# START OF GIVEN ENTRIES

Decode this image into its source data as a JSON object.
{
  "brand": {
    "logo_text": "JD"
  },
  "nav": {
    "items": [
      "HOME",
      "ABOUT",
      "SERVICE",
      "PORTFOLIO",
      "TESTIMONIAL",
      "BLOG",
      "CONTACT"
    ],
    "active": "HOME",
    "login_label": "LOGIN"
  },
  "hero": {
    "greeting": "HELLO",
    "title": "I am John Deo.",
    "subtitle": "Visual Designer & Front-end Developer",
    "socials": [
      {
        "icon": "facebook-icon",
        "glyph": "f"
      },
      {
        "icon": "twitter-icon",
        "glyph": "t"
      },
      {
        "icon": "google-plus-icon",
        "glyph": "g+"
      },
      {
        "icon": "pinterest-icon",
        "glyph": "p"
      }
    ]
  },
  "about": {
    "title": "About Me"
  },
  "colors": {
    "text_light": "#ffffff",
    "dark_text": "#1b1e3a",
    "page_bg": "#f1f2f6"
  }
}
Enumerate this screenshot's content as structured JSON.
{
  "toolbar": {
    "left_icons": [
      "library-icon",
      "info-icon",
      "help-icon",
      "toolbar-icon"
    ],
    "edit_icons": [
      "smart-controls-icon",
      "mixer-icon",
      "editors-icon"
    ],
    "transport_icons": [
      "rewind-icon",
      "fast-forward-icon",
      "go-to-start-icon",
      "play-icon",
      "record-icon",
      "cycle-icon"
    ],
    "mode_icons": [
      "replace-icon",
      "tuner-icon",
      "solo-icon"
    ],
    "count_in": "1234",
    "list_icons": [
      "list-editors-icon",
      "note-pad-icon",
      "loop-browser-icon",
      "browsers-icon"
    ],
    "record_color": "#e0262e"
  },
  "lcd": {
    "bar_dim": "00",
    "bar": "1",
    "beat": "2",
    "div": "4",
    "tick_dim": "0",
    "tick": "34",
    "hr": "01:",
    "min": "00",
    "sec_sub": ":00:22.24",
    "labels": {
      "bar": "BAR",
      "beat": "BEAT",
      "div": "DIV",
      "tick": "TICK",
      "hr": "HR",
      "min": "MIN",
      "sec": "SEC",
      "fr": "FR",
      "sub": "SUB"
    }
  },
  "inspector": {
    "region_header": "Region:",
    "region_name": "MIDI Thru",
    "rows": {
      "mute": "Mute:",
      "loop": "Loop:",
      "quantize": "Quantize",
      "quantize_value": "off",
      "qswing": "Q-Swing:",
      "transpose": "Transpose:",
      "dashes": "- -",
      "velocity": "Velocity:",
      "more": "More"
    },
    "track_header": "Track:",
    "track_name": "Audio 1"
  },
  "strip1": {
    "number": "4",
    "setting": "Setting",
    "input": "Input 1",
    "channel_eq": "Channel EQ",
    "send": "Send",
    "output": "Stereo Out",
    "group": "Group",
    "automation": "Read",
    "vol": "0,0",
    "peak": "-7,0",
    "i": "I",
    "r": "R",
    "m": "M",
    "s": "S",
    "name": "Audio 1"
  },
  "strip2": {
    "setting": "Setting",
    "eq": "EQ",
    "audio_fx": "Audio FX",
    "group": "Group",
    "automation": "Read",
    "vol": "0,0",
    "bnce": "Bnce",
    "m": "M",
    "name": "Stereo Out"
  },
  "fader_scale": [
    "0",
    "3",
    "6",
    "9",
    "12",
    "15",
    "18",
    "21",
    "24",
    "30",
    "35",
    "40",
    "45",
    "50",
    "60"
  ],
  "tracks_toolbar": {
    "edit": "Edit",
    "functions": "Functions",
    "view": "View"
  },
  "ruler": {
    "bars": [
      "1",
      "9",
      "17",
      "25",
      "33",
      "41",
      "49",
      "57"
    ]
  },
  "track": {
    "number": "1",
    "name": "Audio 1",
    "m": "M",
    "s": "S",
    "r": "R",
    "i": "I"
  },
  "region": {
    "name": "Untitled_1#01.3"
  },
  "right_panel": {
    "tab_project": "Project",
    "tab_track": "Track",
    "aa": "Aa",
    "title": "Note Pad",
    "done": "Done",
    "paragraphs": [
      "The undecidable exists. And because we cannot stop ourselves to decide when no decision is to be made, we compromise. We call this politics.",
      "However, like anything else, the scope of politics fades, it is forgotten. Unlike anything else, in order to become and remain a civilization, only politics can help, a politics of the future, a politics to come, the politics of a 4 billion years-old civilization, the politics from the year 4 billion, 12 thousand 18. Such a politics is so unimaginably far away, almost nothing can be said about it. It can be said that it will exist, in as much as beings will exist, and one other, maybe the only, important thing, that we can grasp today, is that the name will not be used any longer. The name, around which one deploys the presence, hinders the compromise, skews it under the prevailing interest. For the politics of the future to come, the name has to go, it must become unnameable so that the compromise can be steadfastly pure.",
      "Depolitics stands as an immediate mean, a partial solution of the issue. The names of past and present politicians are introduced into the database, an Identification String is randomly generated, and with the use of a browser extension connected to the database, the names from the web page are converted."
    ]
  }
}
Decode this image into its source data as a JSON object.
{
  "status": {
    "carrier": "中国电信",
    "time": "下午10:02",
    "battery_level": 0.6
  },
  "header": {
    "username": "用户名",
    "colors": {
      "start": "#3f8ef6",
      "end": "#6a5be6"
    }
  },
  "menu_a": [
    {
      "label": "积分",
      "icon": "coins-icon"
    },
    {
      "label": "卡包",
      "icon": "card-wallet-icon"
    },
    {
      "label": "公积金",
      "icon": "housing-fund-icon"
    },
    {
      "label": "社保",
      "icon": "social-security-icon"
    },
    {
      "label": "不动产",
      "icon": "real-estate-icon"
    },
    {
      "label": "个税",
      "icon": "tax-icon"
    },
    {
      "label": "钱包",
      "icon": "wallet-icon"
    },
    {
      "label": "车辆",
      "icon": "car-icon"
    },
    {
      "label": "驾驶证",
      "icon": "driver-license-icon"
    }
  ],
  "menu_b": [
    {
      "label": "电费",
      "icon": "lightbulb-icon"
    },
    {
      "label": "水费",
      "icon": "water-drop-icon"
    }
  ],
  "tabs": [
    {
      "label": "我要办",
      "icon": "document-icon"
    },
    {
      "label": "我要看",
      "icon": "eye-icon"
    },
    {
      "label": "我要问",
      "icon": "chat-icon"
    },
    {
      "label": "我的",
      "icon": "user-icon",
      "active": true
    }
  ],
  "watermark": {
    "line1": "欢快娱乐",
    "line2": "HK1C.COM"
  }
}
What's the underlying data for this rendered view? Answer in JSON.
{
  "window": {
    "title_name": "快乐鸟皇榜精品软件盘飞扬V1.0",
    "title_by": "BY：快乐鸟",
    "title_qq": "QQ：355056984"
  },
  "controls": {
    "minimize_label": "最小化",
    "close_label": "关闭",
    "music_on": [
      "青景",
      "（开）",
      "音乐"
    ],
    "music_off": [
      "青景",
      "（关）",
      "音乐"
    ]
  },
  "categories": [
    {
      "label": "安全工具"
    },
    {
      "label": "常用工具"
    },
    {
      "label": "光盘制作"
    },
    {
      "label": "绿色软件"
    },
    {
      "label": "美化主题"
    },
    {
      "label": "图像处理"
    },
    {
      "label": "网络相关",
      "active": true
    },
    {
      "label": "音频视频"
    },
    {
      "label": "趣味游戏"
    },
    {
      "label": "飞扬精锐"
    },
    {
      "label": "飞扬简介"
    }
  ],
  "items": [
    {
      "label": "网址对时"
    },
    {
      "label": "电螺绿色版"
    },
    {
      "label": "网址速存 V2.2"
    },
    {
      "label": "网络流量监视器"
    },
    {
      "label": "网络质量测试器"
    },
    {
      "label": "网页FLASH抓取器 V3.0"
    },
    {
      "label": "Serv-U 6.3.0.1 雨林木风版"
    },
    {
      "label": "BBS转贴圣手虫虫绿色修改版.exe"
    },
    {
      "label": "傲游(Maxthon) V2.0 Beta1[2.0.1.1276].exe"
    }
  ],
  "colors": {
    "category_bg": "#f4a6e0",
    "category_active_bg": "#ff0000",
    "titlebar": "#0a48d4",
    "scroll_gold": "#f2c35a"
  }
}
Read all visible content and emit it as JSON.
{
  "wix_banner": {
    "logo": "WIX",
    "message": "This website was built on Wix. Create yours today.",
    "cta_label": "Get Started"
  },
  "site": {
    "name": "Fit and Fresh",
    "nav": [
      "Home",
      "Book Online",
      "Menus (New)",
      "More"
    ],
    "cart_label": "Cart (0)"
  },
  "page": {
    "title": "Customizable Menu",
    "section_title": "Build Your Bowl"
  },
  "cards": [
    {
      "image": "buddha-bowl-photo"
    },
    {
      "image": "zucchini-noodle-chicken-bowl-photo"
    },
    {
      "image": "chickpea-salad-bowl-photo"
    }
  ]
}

# END OF GIVEN ENTRIES

(JOB): Return each line with "image".

(THE SOLUTION):
Decode this image into its source data as a JSON object.
Decode this image into its source data as a JSON object.
      "image": "buddha-bowl-photo"
      "image": "zucchini-noodle-chicken-bowl-photo"
      "image": "chickpea-salad-bowl-photo"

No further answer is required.